> [Directions]: Copy out the data lines from the one containing "ensemble-member-label: Ensemble Member: 10" through the one containing "colorbar-segment — [204, 309, 225, 316]", both included, reproducing each line without change.

> [Supplied records]:
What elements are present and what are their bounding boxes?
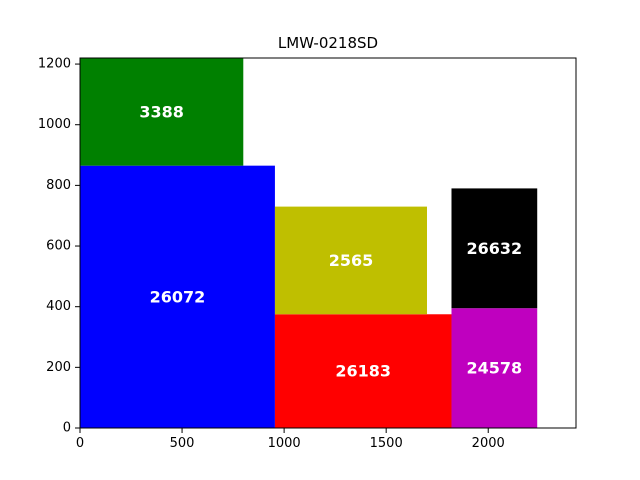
y-tick-label-6: 1200	[38, 57, 71, 72]
treemap-rect-4	[451, 308, 538, 428]
treemap-rect-1	[80, 58, 244, 166]
treemap-rect-label-1: 3388	[139, 102, 184, 121]
treemap-rect-label-5: 26632	[467, 239, 523, 258]
treemap-rect-label-0: 26072	[150, 287, 206, 306]
axes-frame	[79, 57, 577, 429]
y-tick-label-3: 600	[46, 239, 71, 254]
y-tick-label-0: 0	[63, 421, 71, 436]
rectangles-layer: 26072 3388 26183 2565 24578 26632	[80, 58, 538, 428]
ticks-layer: 0 500 1000 1500 2000 0 200 400 600 800 1000 1200	[38, 57, 505, 451]
treemap-rect-0	[80, 165, 275, 428]
y-tick-label-5: 1000	[38, 117, 71, 132]
x-tick-label-0: 0	[76, 436, 84, 451]
treemap-rect-label-2: 26183	[335, 362, 391, 381]
treemap-rect-3	[274, 206, 427, 315]
x-tick-label-4: 2000	[472, 436, 505, 451]
y-tick-label-4: 800	[46, 178, 71, 193]
x-tick-label-2: 1000	[268, 436, 301, 451]
y-tick-label-2: 400	[46, 299, 71, 314]
y-tick-label-1: 200	[46, 360, 71, 375]
chart-title: LMW-0218SD	[278, 34, 378, 52]
x-tick-label-3: 1500	[370, 436, 403, 451]
treemap-rect-label-4: 24578	[467, 359, 523, 378]
treemap-rect-label-3: 2565	[329, 251, 374, 270]
treemap-rect-5	[451, 188, 538, 309]
treemap-rect-2	[274, 314, 452, 428]
x-tick-label-1: 500	[170, 436, 195, 451]
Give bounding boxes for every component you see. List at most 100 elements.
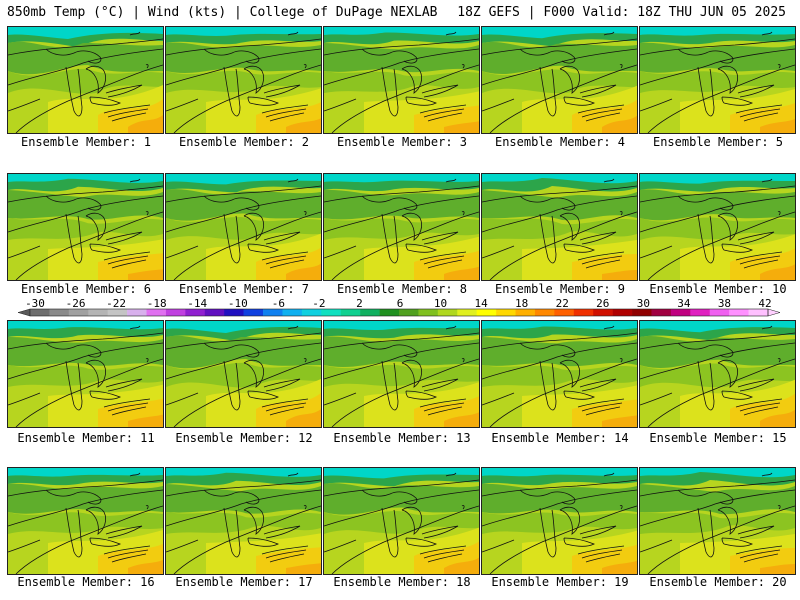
ensemble-member-label: Ensemble Member: 10 — [649, 282, 787, 296]
colorbar-segment — [301, 309, 322, 316]
colorbar-segment — [729, 309, 749, 316]
ensemble-member-label: Ensemble Member: 19 — [491, 575, 629, 589]
ensemble-member-label: Ensemble Member: 18 — [333, 575, 471, 589]
colorbar-segment — [127, 309, 147, 316]
ensemble-map-panel — [7, 173, 164, 281]
ensemble-member-label: Ensemble Member: 17 — [175, 575, 313, 589]
ensemble-map-panel — [639, 467, 796, 575]
ensemble-map-panel — [481, 467, 638, 575]
colorbar-segment — [204, 309, 225, 316]
colorbar-segment — [185, 309, 206, 316]
ensemble-map-panel — [7, 320, 164, 428]
colorbar-segment — [670, 309, 691, 316]
colorbar-tick-label: -22 — [106, 297, 127, 310]
colorbar-segment — [360, 309, 380, 316]
colorbar-tick-label: 6 — [396, 297, 404, 310]
ensemble-map-panel — [165, 26, 322, 134]
colorbar-tick-label: -10 — [227, 297, 248, 310]
ensemble-map-panel — [639, 320, 796, 428]
colorbar-segment — [30, 309, 50, 316]
ensemble-map-panel — [165, 320, 322, 428]
colorbar-tick-label: 18 — [515, 297, 529, 310]
colorbar-right-arrow — [767, 308, 781, 317]
colorbar-segment — [573, 309, 594, 316]
colorbar-tick-label: 34 — [677, 297, 691, 310]
header-valid-time: 18Z GEFS | F000 Valid: 18Z THU JUN 05 20… — [457, 5, 786, 20]
ensemble-member-label: Ensemble Member: 3 — [336, 135, 468, 149]
colorbar-segment — [418, 309, 439, 316]
colorbar-segment — [49, 309, 70, 316]
colorbar-segment — [282, 309, 303, 316]
ensemble-map-panel — [7, 467, 164, 575]
ensemble-member-label: Ensemble Member: 7 — [178, 282, 310, 296]
colorbar-tick-label: 14 — [474, 297, 488, 310]
colorbar-outline — [29, 308, 769, 317]
colorbar — [0, 296, 800, 320]
ensemble-map-panel — [639, 26, 796, 134]
colorbar-segment — [68, 309, 89, 316]
ensemble-member-label: Ensemble Member: 14 — [491, 431, 629, 445]
colorbar-segment — [107, 309, 128, 316]
colorbar-segment — [224, 309, 244, 316]
colorbar-segment — [690, 309, 711, 316]
colorbar-tick-label: 2 — [356, 297, 363, 310]
colorbar-tick-label: -30 — [25, 297, 45, 310]
colorbar-tick-label: 30 — [636, 297, 650, 310]
ensemble-member-label: Ensemble Member: 15 — [649, 431, 787, 445]
ensemble-map-panel — [481, 26, 638, 134]
colorbar-tick-label: -18 — [146, 297, 167, 310]
colorbar-tick-label: -14 — [187, 297, 208, 310]
ensemble-map-panel — [7, 26, 164, 134]
header-title: 850mb Temp (°C) | Wind (kts) | College o… — [7, 5, 438, 20]
colorbar-segment — [263, 309, 283, 316]
colorbar-tick-label: 10 — [433, 297, 448, 310]
colorbar-segment — [632, 309, 652, 316]
ensemble-member-label: Ensemble Member: 1 — [20, 135, 152, 149]
colorbar-segment — [515, 309, 536, 316]
colorbar-segment — [496, 309, 516, 316]
ensemble-map-panel — [639, 173, 796, 281]
colorbar-segment — [165, 309, 186, 316]
colorbar-segment — [709, 309, 730, 316]
colorbar-segment — [457, 309, 477, 316]
ensemble-member-label: Ensemble Member: 20 — [649, 575, 787, 589]
ensemble-map-panel — [165, 173, 322, 281]
ensemble-map-panel — [481, 173, 638, 281]
colorbar-segment — [651, 309, 672, 316]
ensemble-member-label: Ensemble Member: 12 — [175, 431, 313, 445]
colorbar-tick-label: -6 — [271, 297, 285, 310]
colorbar-left-arrow — [17, 308, 31, 317]
ensemble-member-label: Ensemble Member: 13 — [333, 431, 471, 445]
ensemble-map-panel — [481, 320, 638, 428]
colorbar-segment — [146, 309, 167, 316]
colorbar-segment — [437, 309, 458, 316]
colorbar-segment — [593, 309, 613, 316]
colorbar-tick-label: 22 — [555, 297, 569, 310]
ensemble-member-label: Ensemble Member: 2 — [178, 135, 310, 149]
colorbar-tick-label: -26 — [65, 297, 86, 310]
colorbar-segment — [340, 309, 361, 316]
colorbar-segment — [748, 309, 769, 316]
ensemble-map-panel — [323, 173, 480, 281]
ensemble-map-panel — [323, 26, 480, 134]
colorbar-tick-label: 38 — [717, 297, 732, 310]
ensemble-member-label: Ensemble Member: 4 — [494, 135, 626, 149]
ensemble-member-label: Ensemble Member: 16 — [17, 575, 155, 589]
ensemble-member-label: Ensemble Member: 6 — [20, 282, 152, 296]
ensemble-map-panel — [165, 467, 322, 575]
colorbar-tick-label: 42 — [758, 297, 772, 310]
colorbar-segment — [379, 309, 400, 316]
colorbar-segment — [88, 309, 108, 316]
colorbar-tick-label: 26 — [596, 297, 610, 310]
colorbar-segment — [476, 309, 497, 316]
ensemble-member-label: Ensemble Member: 8 — [336, 282, 468, 296]
colorbar-segment — [243, 309, 264, 316]
ensemble-member-label: Ensemble Member: 5 — [652, 135, 784, 149]
colorbar-segment — [612, 309, 633, 316]
ensemble-map-panel — [323, 320, 480, 428]
ensemble-member-label: Ensemble Member: 9 — [494, 282, 626, 296]
colorbar-segment — [534, 309, 555, 316]
colorbar-segment — [554, 309, 575, 316]
colorbar-segment — [321, 309, 342, 316]
colorbar-segment — [399, 309, 419, 316]
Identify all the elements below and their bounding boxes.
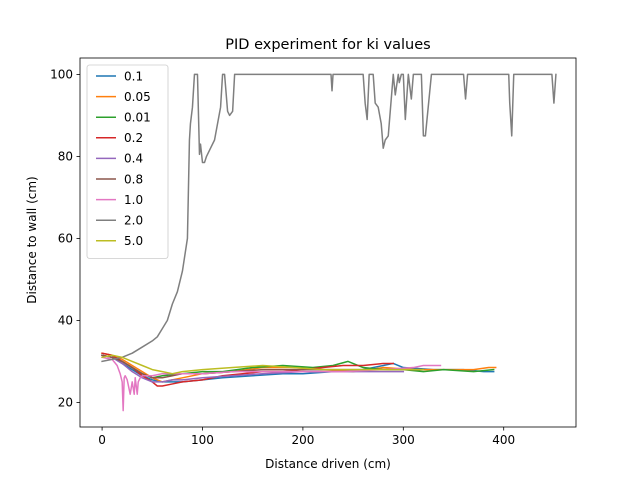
legend-label: 5.0: [124, 234, 143, 248]
legend-box: [86, 64, 169, 259]
x-tick-label: 300: [392, 433, 415, 447]
chart-title: PID experiment for ki values: [225, 37, 430, 53]
x-tick-label: 100: [191, 433, 214, 447]
legend-label: 0.1: [124, 69, 143, 83]
legend: 0.1 0.05 0.01 0.2 0.4 0.8 1.0 2.0 5.0: [86, 64, 169, 259]
x-tick-label: 0: [98, 433, 106, 447]
x-tick-label: 400: [492, 433, 515, 447]
series-line-6: [101, 356, 442, 412]
y-tick-label: 40: [58, 314, 73, 328]
y-tick-label: 20: [58, 396, 73, 410]
y-tick-label: 100: [50, 68, 73, 82]
x-axis-label: Distance driven (cm): [265, 457, 391, 471]
x-axis: 0 100 200 300 400: [98, 427, 515, 447]
legend-label: 0.8: [124, 172, 143, 186]
x-tick-label: 200: [291, 433, 314, 447]
legend-label: 1.0: [124, 193, 143, 207]
plot-frame: [79, 57, 577, 428]
legend-label: 0.4: [124, 152, 143, 166]
series-line-7: [101, 73, 557, 363]
y-tick-label: 80: [58, 150, 73, 164]
legend-label: 0.2: [124, 131, 143, 145]
legend-label: 2.0: [124, 214, 143, 228]
series-line-0: [101, 354, 495, 383]
legend-label: 0.05: [124, 90, 151, 104]
series-line-8: [101, 354, 425, 375]
y-tick-label: 60: [58, 232, 73, 246]
y-axis-label: Distance to wall (cm): [25, 176, 39, 303]
plot-area: [79, 57, 577, 428]
y-axis: 20 40 60 80 100: [50, 68, 80, 410]
series-lines: [101, 73, 557, 412]
legend-label: 0.01: [124, 111, 151, 125]
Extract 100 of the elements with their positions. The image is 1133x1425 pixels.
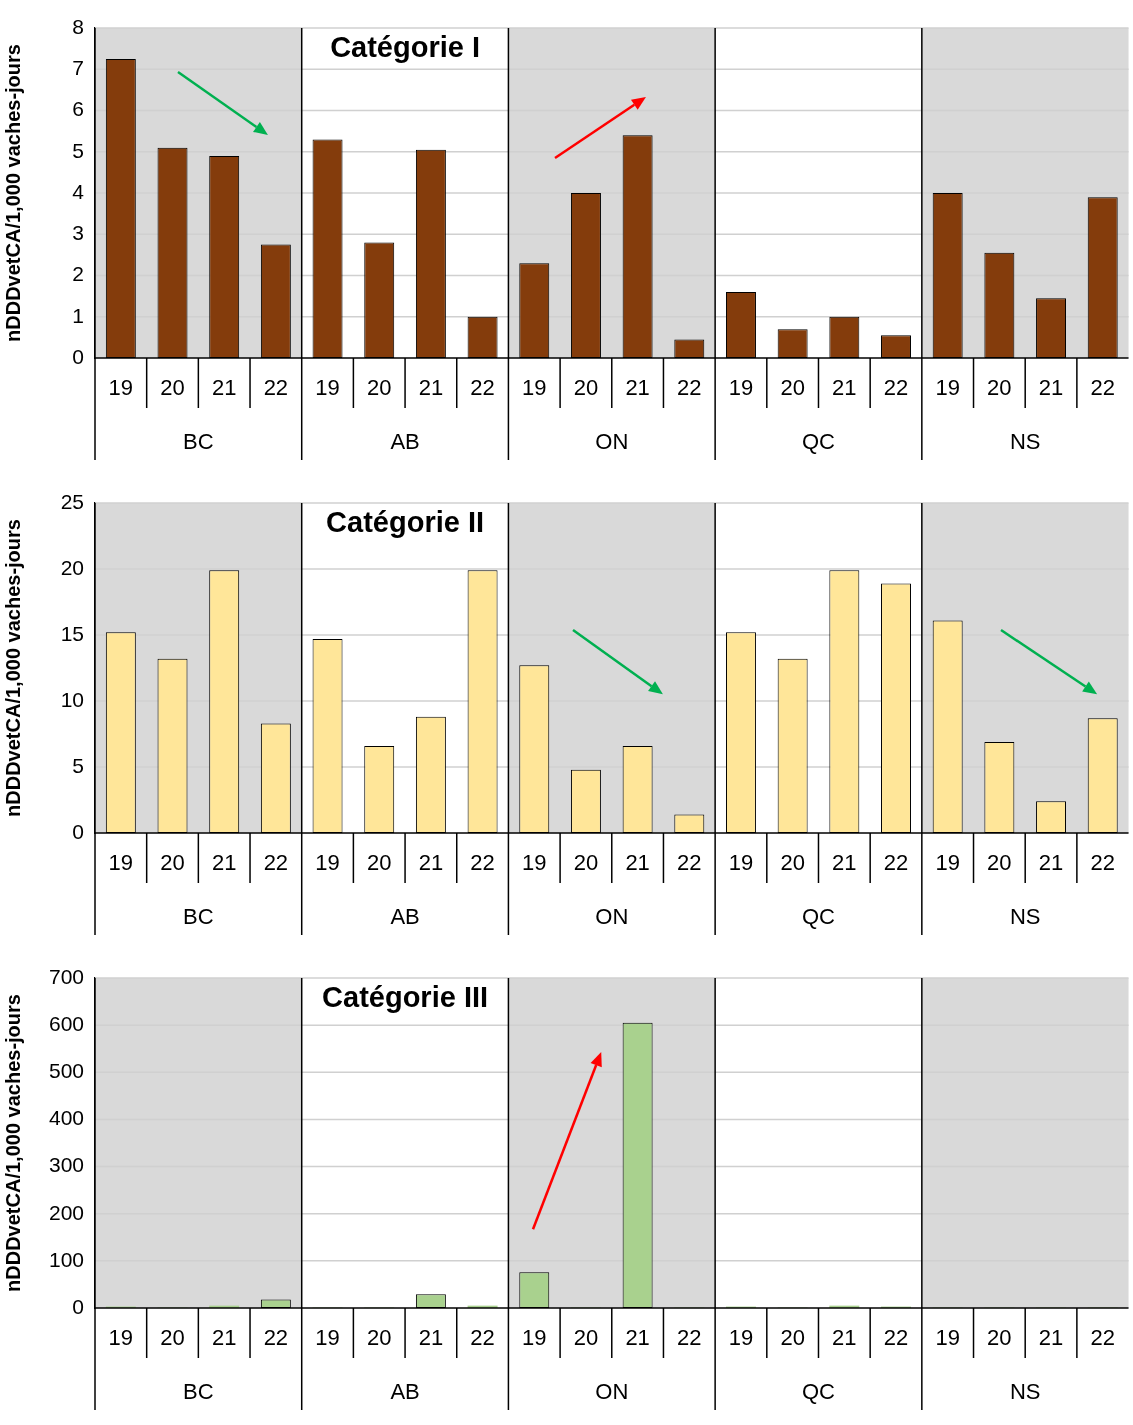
text: QC	[801, 1379, 836, 1405]
x-tick-label: 20	[366, 1325, 392, 1351]
x-tick-label: 22	[883, 1325, 909, 1351]
y-tick-label: 8	[72, 14, 84, 38]
y-tick-label: 0	[72, 344, 84, 368]
text: NS	[1009, 429, 1041, 455]
y-tick-label: 100	[48, 1247, 84, 1271]
x-tick-label: 19	[315, 1325, 340, 1351]
x-tick-label: 22	[470, 375, 495, 401]
x-tick-label: 21	[625, 1325, 650, 1351]
text: QC	[801, 429, 836, 455]
x-tick-label: 19	[728, 850, 754, 876]
x-tick-label: 21	[1038, 1325, 1064, 1351]
x-tick-label: 21	[832, 850, 857, 876]
x-tick-label: 19	[522, 375, 547, 401]
x-tick-label: 20	[780, 1325, 805, 1351]
x-tick-label: 20	[987, 850, 1012, 876]
x-tick-label: 21	[832, 375, 857, 401]
x-tick-label: 21	[418, 375, 444, 401]
x-tick-label: 21	[211, 850, 237, 876]
x-tick-label: 19	[935, 375, 960, 401]
x-tick-label: 22	[470, 850, 495, 876]
x-tick-label: 21	[832, 1325, 857, 1351]
y-axis-title: nDDDvetCA/1,000 vaches-jours	[1, 994, 24, 1292]
x-tick-label: 19	[315, 850, 340, 876]
x-tick-label: 21	[211, 375, 237, 401]
text: ON	[595, 904, 629, 930]
x-tick-label: 21	[625, 850, 650, 876]
x-tick-label: 20	[780, 850, 805, 876]
x-tick-label: 19	[108, 375, 134, 401]
chart-title: Catégorie III	[322, 981, 489, 1013]
text: ON	[595, 429, 629, 455]
x-tick-label: 21	[418, 1325, 444, 1351]
x-tick-label: 20	[573, 375, 599, 401]
x-tick-label: 20	[573, 850, 599, 876]
y-tick-label: 7	[72, 56, 84, 80]
text: BC	[183, 1379, 214, 1405]
y-tick-label: 300	[48, 1153, 84, 1177]
text: AB	[390, 1379, 420, 1405]
text: NS	[1009, 904, 1041, 930]
text: ON	[595, 1379, 629, 1405]
x-tick-label: 19	[522, 850, 547, 876]
x-tick-label: 22	[883, 850, 909, 876]
x-tick-label: 21	[625, 375, 650, 401]
y-tick-label: 700	[48, 964, 84, 988]
x-tick-label: 19	[935, 1325, 960, 1351]
x-tick-label: 22	[263, 850, 289, 876]
x-tick-label: 19	[935, 850, 960, 876]
x-tick-label: 22	[677, 375, 702, 401]
y-tick-label: 500	[48, 1059, 84, 1083]
x-tick-label: 22	[263, 375, 289, 401]
text: AB	[390, 904, 420, 930]
x-tick-label: 19	[108, 1325, 134, 1351]
x-tick-label: 21	[211, 1325, 237, 1351]
y-tick-label: 5	[72, 138, 84, 162]
y-tick-label: 10	[60, 687, 84, 711]
y-tick-label: 3	[72, 221, 84, 245]
y-axis-title: nDDDvetCA/1,000 vaches-jours	[1, 44, 24, 342]
x-tick-label: 22	[883, 375, 909, 401]
x-tick-label: 22	[1090, 1325, 1115, 1351]
x-tick-label: 19	[315, 375, 340, 401]
x-tick-label: 19	[522, 1325, 547, 1351]
text: NS	[1009, 1379, 1041, 1405]
y-tick-label: 0	[72, 819, 84, 843]
x-tick-label: 22	[1090, 850, 1115, 876]
x-tick-label: 22	[677, 1325, 702, 1351]
text: BC	[183, 904, 214, 930]
y-axis-title: nDDDvetCA/1,000 vaches-jours	[1, 519, 24, 817]
x-tick-label: 22	[263, 1325, 289, 1351]
x-tick-label: 22	[1090, 375, 1115, 401]
y-tick-label: 5	[72, 753, 84, 777]
x-tick-label: 21	[1038, 375, 1064, 401]
x-tick-label: 20	[366, 850, 392, 876]
x-tick-label: 20	[573, 1325, 599, 1351]
x-tick-label: 22	[470, 1325, 495, 1351]
x-tick-label: 22	[677, 850, 702, 876]
y-tick-label: 20	[60, 555, 84, 579]
text: QC	[801, 904, 836, 930]
y-tick-label: 0	[72, 1294, 84, 1318]
y-tick-label: 15	[60, 621, 84, 645]
y-tick-label: 400	[48, 1106, 84, 1130]
y-tick-label: 1	[72, 303, 84, 327]
chart-title: Catégorie II	[326, 506, 485, 538]
x-tick-label: 19	[728, 375, 754, 401]
y-tick-label: 25	[60, 489, 84, 513]
x-tick-label: 19	[108, 850, 134, 876]
y-tick-label: 600	[48, 1011, 84, 1035]
text: BC	[183, 429, 214, 455]
text: AB	[390, 429, 420, 455]
x-tick-label: 19	[728, 1325, 754, 1351]
y-tick-label: 200	[48, 1200, 84, 1224]
x-tick-label: 20	[160, 1325, 185, 1351]
x-tick-label: 20	[780, 375, 805, 401]
x-tick-label: 20	[987, 1325, 1012, 1351]
x-tick-label: 21	[418, 850, 444, 876]
x-tick-label: 20	[987, 375, 1012, 401]
y-tick-label: 6	[72, 97, 84, 121]
x-tick-label: 20	[160, 375, 185, 401]
x-tick-label: 20	[366, 375, 392, 401]
y-tick-label: 2	[72, 262, 84, 286]
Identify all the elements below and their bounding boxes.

> [Full answer]:
ensemble-member-label: Ensemble Member: 10 — [649, 282, 787, 296]
colorbar-segment — [301, 309, 322, 316]
colorbar-segment — [729, 309, 749, 316]
ensemble-member-label: Ensemble Member: 19 — [491, 575, 629, 589]
ensemble-member-label: Ensemble Member: 18 — [333, 575, 471, 589]
colorbar-segment — [127, 309, 147, 316]
ensemble-map-panel — [7, 173, 164, 281]
ensemble-member-label: Ensemble Member: 17 — [175, 575, 313, 589]
ensemble-map-panel — [639, 467, 796, 575]
ensemble-map-panel — [481, 467, 638, 575]
colorbar-segment — [204, 309, 225, 316]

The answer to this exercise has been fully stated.